**GIVEN REQUEST**
Transcribe all the entries word for word, but omit the images.
──────── EXERCISE DATA ────────
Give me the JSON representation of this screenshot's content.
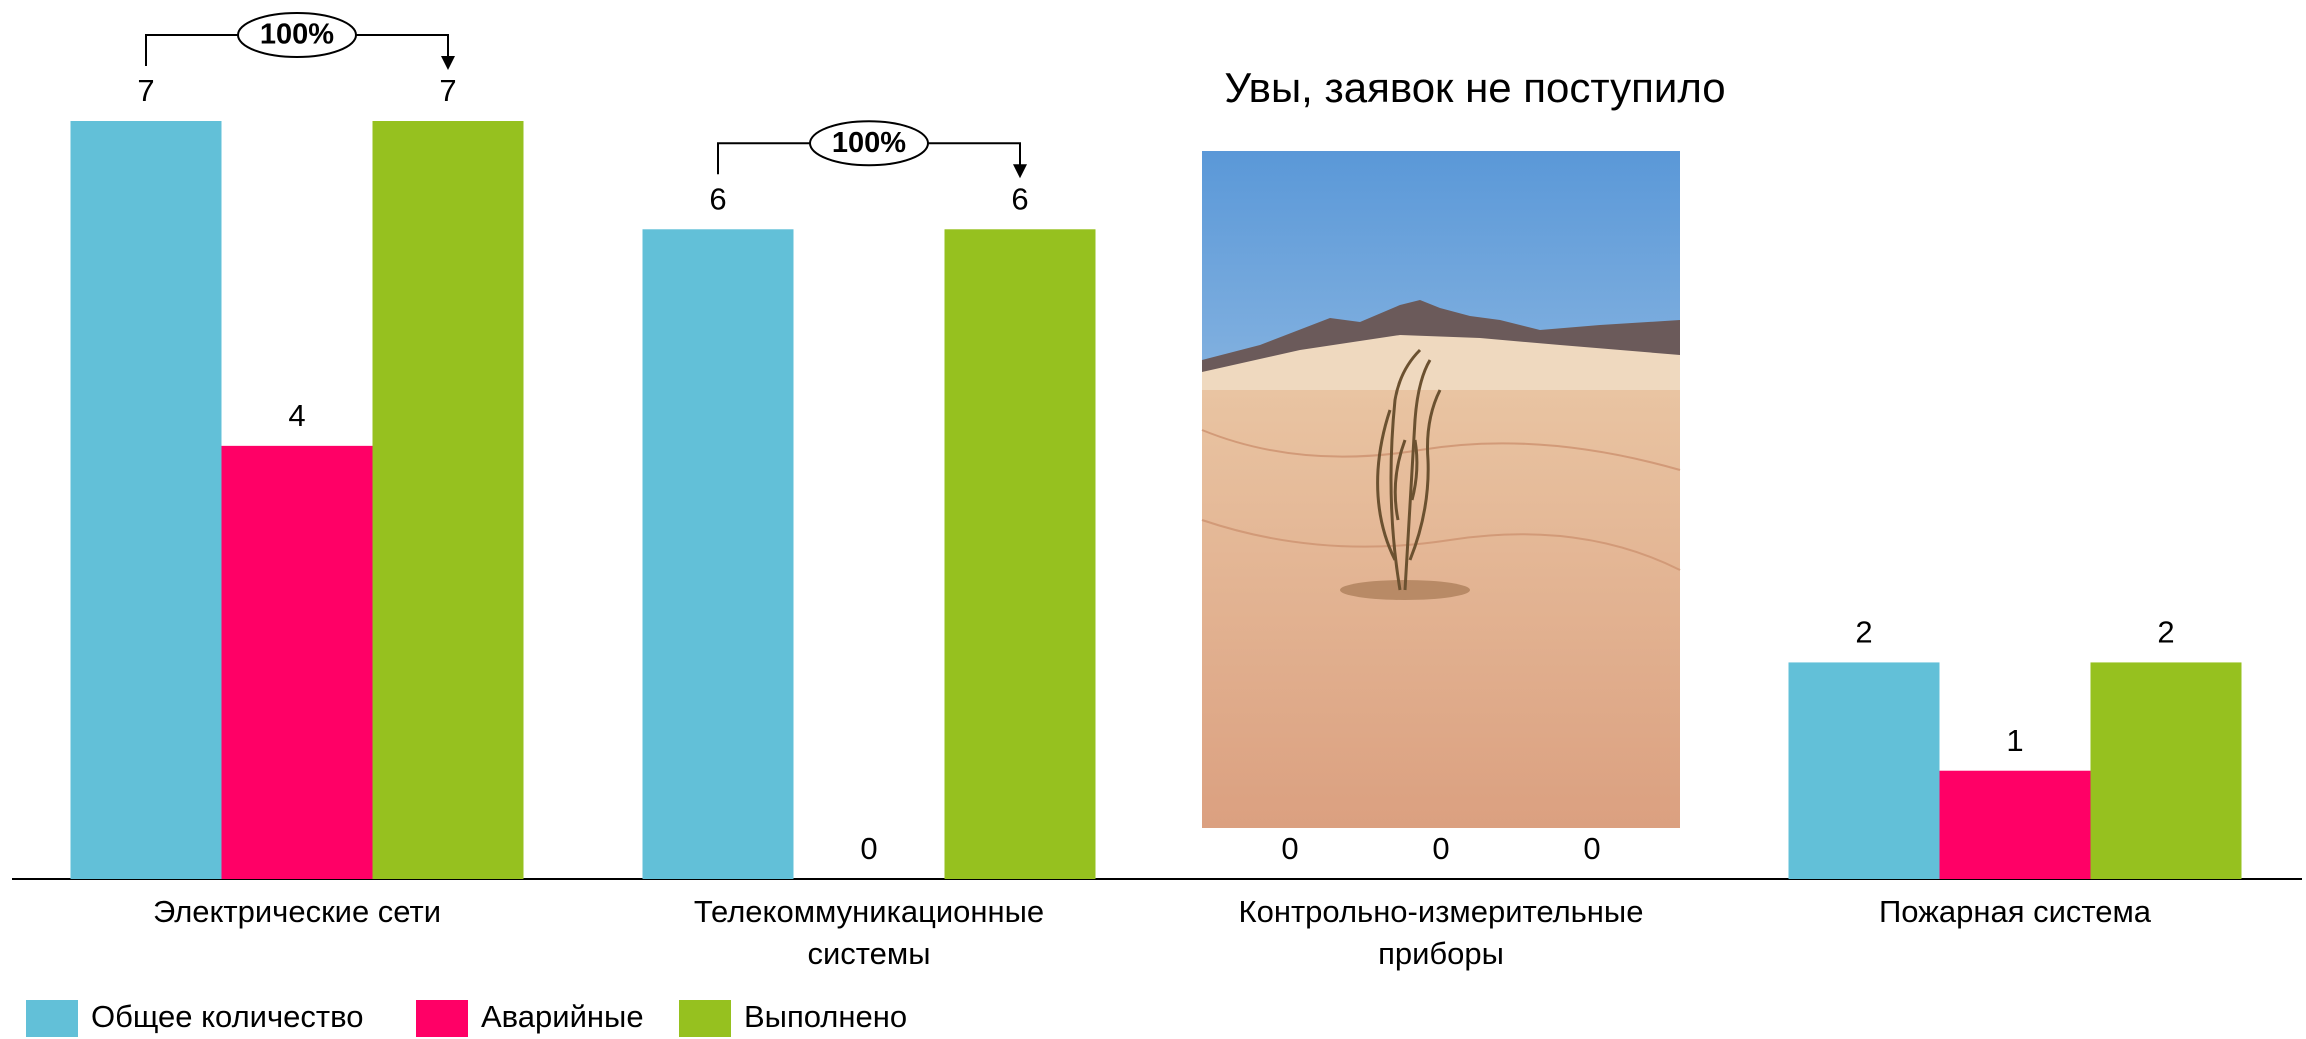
{
  "chart_data": {
    "type": "bar",
    "categories": [
      "Электрические сети",
      "Телекоммуникационные системы",
      "Контрольно-измерительные приборы",
      "Пожарная система"
    ],
    "series": [
      {
        "name": "Общее количество",
        "color": "#62c0d8",
        "values": [
          7,
          6,
          0,
          2
        ]
      },
      {
        "name": "Аварийные",
        "color": "#ff0066",
        "values": [
          4,
          0,
          0,
          1
        ]
      },
      {
        "name": "Выполнено",
        "color": "#96c11f",
        "values": [
          7,
          6,
          0,
          2
        ]
      }
    ],
    "annotations": [
      "100%",
      "100%"
    ],
    "message": "Увы, заявок не поступило",
    "message_color": "#8cc63f"
  }
}
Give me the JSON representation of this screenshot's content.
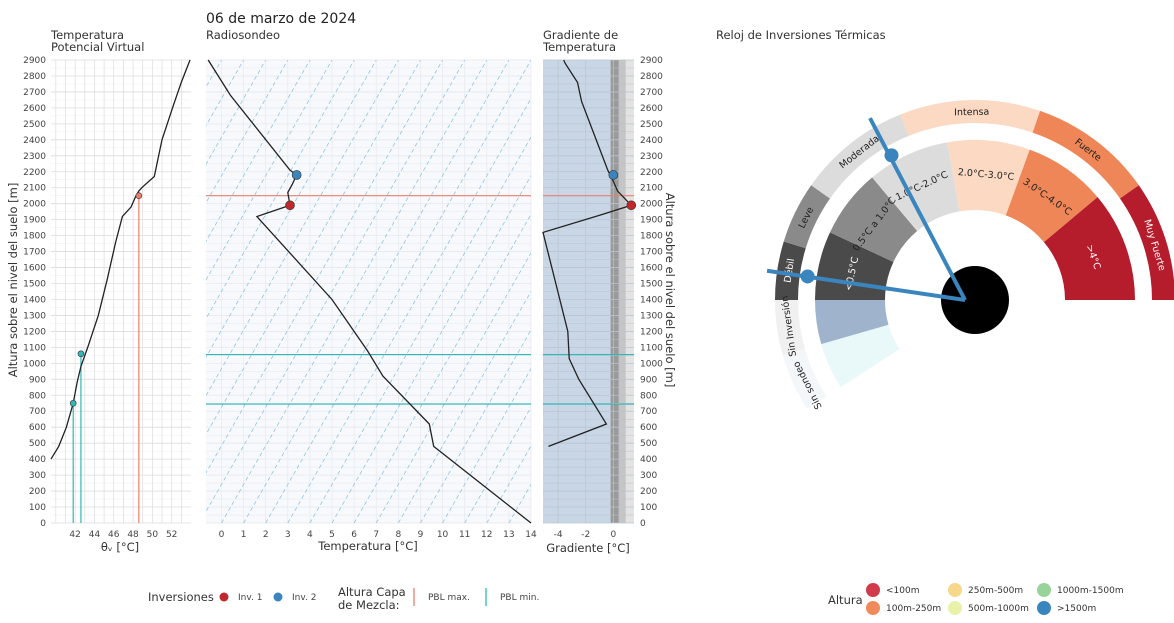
────────
**OUTPUT OF THE TASK**
Give me the JSON representation of this screenshot's content.
{
  "chart_data": {
    "type": "bar",
    "categories": [
      "Электрические сети",
      "Телекоммуникационные системы",
      "Контрольно-измерительные приборы",
      "Пожарная система"
    ],
    "series": [
      {
        "name": "Общее количество",
        "color": "#62c0d8",
        "values": [
          7,
          6,
          0,
          2
        ]
      },
      {
        "name": "Аварийные",
        "color": "#ff0066",
        "values": [
          4,
          0,
          0,
          1
        ]
      },
      {
        "name": "Выполнено",
        "color": "#96c11f",
        "values": [
          7,
          6,
          0,
          2
        ]
      }
    ],
    "annotations": [
      "100%",
      "100%"
    ],
    "message": "Увы, заявок не поступило",
    "message_color": "#8cc63f"
  }
}
Give me the JSON representation of this screenshot's content.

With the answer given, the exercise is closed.